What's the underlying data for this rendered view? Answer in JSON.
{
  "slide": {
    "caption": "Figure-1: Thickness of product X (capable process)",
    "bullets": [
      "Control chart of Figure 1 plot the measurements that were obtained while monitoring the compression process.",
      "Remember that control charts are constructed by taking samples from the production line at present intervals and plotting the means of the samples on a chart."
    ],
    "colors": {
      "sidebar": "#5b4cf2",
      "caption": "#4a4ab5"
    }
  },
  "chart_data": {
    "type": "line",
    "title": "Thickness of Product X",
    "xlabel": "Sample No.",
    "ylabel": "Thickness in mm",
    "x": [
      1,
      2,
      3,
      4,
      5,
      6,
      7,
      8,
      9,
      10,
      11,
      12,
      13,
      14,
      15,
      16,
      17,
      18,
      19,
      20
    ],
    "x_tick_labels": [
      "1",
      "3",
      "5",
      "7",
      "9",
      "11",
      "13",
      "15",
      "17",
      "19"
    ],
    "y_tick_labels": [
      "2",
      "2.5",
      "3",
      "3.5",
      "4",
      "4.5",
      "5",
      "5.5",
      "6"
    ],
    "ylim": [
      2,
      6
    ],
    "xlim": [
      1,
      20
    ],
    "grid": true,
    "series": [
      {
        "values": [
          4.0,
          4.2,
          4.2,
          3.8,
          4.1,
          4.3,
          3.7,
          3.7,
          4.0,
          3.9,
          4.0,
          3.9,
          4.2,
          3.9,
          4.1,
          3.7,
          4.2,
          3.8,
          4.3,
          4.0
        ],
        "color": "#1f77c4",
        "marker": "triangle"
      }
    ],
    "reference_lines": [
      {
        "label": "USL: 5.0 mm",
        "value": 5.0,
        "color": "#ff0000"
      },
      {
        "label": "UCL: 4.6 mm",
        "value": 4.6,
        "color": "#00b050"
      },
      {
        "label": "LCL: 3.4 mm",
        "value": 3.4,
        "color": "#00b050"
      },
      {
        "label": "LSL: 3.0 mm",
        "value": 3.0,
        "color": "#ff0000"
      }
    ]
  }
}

Work to do
Reproduce the complete set of lines precisely as supplied.

Final result
What's the underlying data for this rendered view? Answer in JSON.
{
  "slide": {
    "caption": "Figure-1: Thickness of product X (capable process)",
    "bullets": [
      "Control chart of Figure 1 plot the measurements that were obtained while monitoring the compression process.",
      "Remember that control charts are constructed by taking samples from the production line at present intervals and plotting the means of the samples on a chart."
    ],
    "colors": {
      "sidebar": "#5b4cf2",
      "caption": "#4a4ab5"
    }
  },
  "chart_data": {
    "type": "line",
    "title": "Thickness of Product X",
    "xlabel": "Sample No.",
    "ylabel": "Thickness in mm",
    "x": [
      1,
      2,
      3,
      4,
      5,
      6,
      7,
      8,
      9,
      10,
      11,
      12,
      13,
      14,
      15,
      16,
      17,
      18,
      19,
      20
    ],
    "x_tick_labels": [
      "1",
      "3",
      "5",
      "7",
      "9",
      "11",
      "13",
      "15",
      "17",
      "19"
    ],
    "y_tick_labels": [
      "2",
      "2.5",
      "3",
      "3.5",
      "4",
      "4.5",
      "5",
      "5.5",
      "6"
    ],
    "ylim": [
      2,
      6
    ],
    "xlim": [
      1,
      20
    ],
    "grid": true,
    "series": [
      {
        "values": [
          4.0,
          4.2,
          4.2,
          3.8,
          4.1,
          4.3,
          3.7,
          3.7,
          4.0,
          3.9,
          4.0,
          3.9,
          4.2,
          3.9,
          4.1,
          3.7,
          4.2,
          3.8,
          4.3,
          4.0
        ],
        "color": "#1f77c4",
        "marker": "triangle"
      }
    ],
    "reference_lines": [
      {
        "label": "USL: 5.0 mm",
        "value": 5.0,
        "color": "#ff0000"
      },
      {
        "label": "UCL: 4.6 mm",
        "value": 4.6,
        "color": "#00b050"
      },
      {
        "label": "LCL: 3.4 mm",
        "value": 3.4,
        "color": "#00b050"
      },
      {
        "label": "LSL: 3.0 mm",
        "value": 3.0,
        "color": "#ff0000"
      }
    ]
  }
}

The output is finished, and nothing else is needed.